> _ИСХОДНЫЙ ТЕКСТ_
· · · · · · ·

Трудно избежать ощущения, что кавказец в Москве, ставший со временем москвичом и будучи по сути русским, неизбежно сохраняет в душе эту вот контрастность двух начал. Ну да ладно, эти изыски – не для нас, не для обычного аполитичного человека, будь у него хоть два-три лишних высших образования.
Обратимся, быть может, к простой и понятной аналогии – этажности, или высотности.
Человек, всю жизнь проживший в горах, с трудом воспринимает равнинную действительность как данность, ничем не уступающую его привычному пейзажу в ценности почв или красотах зрительных. За одной горой другая, и так дальше. Приводилась подобная метафора еще Фридрихом Ницше, о карликах, которые миллионами копошатся у ног немногих гигантов, переговаривающихся поверху между собой сквозь века. Однако карликам внизу слышен только невнятный гул этого степенного разговора. Но в случае Москвы и Кавказа вовсе не справедливо было бы уподоблять какую-то сторону «карликам», а какую-то – «гигантам». Однако этажность все-таки разная, по непосредственному ощущению. В чем это выражается?
В Ереване я обозревал небосклон, на две трети закрытый холмами и горами. Куда ни пойди. В Москве же во второй половине своей жизни я приучился обозревать мир, обустроенный многоэтажными зданиями, заслоняющими небосклон примерно на такую же его часть. Простора все-таки нет, но его нет по-разному. Как говорилось у Дмитрия Галковского в его великолепном «Бесконечном тупике», когда вокруг некогда знатного памятника, который указывает рукой на некий простор, вырастают гребни высотных домов (почему, кстати, нет памятников, указывающих куда-нибудь ногой? Вопрос к Зурабу Церетели, если после неминуемой смерти Пеле – или даже до того, если продажи кофе этой марки потребуют срочной рекламной поддержки, – ему закажут соответствующий монумент в Рио-де-Жанейро). Простора больше нет, но памятник продолжает указывать. Как следует расценивать жест памятника? По-прежнему считать, что где-то там есть некий простор? Хм.

· · · · · · ·

> _ИССЛЕДУЕМЫЕ ДАННЫЕ_
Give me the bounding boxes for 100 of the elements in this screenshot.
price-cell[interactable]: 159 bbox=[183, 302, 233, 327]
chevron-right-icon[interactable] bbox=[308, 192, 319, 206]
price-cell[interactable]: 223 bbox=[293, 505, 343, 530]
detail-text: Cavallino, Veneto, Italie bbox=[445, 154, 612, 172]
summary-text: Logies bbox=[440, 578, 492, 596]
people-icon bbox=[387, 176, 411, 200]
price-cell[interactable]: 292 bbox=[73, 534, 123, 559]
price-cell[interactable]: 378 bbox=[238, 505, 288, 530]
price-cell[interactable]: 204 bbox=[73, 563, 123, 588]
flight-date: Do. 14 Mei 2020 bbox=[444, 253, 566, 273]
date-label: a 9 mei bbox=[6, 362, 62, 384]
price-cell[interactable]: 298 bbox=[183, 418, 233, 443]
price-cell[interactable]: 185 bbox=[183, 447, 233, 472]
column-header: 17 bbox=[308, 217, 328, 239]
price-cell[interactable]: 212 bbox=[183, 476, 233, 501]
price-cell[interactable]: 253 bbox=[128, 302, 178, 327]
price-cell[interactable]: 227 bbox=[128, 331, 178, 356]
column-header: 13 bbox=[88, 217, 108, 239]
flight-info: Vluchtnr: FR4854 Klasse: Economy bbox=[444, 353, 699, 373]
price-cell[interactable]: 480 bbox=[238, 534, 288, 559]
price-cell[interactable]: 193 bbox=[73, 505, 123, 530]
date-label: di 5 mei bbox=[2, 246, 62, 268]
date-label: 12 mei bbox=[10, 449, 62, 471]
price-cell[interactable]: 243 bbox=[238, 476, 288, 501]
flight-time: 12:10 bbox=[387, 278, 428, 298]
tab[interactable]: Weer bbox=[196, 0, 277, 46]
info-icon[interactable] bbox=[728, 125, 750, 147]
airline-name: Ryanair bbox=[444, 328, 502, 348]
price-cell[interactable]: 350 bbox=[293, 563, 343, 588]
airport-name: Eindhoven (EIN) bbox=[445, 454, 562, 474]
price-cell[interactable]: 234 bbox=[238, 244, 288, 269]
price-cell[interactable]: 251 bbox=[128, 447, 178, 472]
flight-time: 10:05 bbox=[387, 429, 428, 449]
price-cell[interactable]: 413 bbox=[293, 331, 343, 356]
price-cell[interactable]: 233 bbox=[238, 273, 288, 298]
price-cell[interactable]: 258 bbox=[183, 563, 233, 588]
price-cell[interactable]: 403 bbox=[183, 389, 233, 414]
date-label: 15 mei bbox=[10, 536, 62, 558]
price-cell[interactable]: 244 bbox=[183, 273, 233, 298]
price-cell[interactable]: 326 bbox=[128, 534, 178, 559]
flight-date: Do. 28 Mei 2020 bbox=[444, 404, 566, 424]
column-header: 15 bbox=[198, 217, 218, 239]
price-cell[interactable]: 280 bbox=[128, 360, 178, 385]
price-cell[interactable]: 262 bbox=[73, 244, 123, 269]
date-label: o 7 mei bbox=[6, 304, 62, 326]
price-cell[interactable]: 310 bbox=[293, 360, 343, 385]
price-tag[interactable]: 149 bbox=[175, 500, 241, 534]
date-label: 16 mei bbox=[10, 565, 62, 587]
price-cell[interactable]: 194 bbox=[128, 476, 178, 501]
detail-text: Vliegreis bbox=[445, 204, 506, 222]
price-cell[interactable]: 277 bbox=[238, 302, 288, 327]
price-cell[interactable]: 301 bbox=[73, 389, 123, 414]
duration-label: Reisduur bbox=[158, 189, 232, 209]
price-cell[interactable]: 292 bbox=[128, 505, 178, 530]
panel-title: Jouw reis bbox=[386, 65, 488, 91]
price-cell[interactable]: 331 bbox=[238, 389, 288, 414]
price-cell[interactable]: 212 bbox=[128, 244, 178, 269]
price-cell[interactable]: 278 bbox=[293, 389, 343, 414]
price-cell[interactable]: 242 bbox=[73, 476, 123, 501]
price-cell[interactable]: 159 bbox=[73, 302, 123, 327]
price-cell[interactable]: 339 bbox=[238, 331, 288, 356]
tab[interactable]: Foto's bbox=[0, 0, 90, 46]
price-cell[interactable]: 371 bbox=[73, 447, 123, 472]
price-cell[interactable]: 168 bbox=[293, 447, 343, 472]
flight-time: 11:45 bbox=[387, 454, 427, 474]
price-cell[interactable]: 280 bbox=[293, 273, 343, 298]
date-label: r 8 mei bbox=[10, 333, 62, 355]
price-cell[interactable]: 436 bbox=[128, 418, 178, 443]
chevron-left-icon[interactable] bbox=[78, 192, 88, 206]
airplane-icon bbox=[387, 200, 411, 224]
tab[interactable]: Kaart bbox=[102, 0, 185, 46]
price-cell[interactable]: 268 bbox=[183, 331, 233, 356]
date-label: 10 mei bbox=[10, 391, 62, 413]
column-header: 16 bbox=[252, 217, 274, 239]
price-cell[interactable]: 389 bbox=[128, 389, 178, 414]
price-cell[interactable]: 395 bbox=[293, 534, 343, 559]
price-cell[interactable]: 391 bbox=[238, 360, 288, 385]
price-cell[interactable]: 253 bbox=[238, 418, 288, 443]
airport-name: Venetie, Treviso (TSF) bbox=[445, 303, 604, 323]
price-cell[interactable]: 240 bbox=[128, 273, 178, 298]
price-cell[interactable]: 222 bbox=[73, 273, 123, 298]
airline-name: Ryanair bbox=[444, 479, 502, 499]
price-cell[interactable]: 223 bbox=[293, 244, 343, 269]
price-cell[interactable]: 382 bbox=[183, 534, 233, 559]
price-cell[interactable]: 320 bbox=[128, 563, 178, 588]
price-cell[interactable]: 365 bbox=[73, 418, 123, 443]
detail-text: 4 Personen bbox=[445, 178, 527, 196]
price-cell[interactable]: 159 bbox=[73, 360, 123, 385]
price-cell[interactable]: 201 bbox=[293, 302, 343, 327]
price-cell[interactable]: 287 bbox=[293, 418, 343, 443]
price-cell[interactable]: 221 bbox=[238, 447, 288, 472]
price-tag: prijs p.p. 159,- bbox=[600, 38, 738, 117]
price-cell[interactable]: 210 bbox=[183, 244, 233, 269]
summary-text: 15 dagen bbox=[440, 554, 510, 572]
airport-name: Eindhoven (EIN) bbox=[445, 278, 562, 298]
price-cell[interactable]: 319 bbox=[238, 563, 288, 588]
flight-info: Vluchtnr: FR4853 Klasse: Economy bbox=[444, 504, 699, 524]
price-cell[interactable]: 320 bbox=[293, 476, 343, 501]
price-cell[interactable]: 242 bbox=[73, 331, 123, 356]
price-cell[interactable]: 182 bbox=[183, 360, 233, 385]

· · · · · · ·

> _ЗАДАНИЕ_
Продолжите текст о Москве и Кавказе, начав сразу после его последней фразы.

> _ОТВЕТ_
Конечно, не стоит воспринимать буквально, но что-то в этом есть.
Вопрос в том, насколько соотносится естественная, природой данная ограниченность кавказского горского взгляда (правда, в прикаспийском Баку пейзаж более ровный, но ради красоты метафоры об этом можно позабыть), с ограниченностью московской, обусловленной многоэтажными колоссами рукотворных зданий. Созданий человеческих. Иначе говоря, культура Москвы представляется созданной многовековым, непростым и порой мучительным человеческим старанием, тогда как культура Кавказа во многом еще относится к природному существованию, где глинобитный дом или даже резиденция генерал-губернатора ничего не могли заслонить сверх того, что уже было заслонено величественными горами – созданными Богом. Еще на моей памяти, относительно молодого человека, в Ереване были редкостью высотные здания, да и они располагались как-то на периферии города, в жилых районах, не нарушая облика вечного города (знающие старики поговаривали, будто он древнее самого Рима).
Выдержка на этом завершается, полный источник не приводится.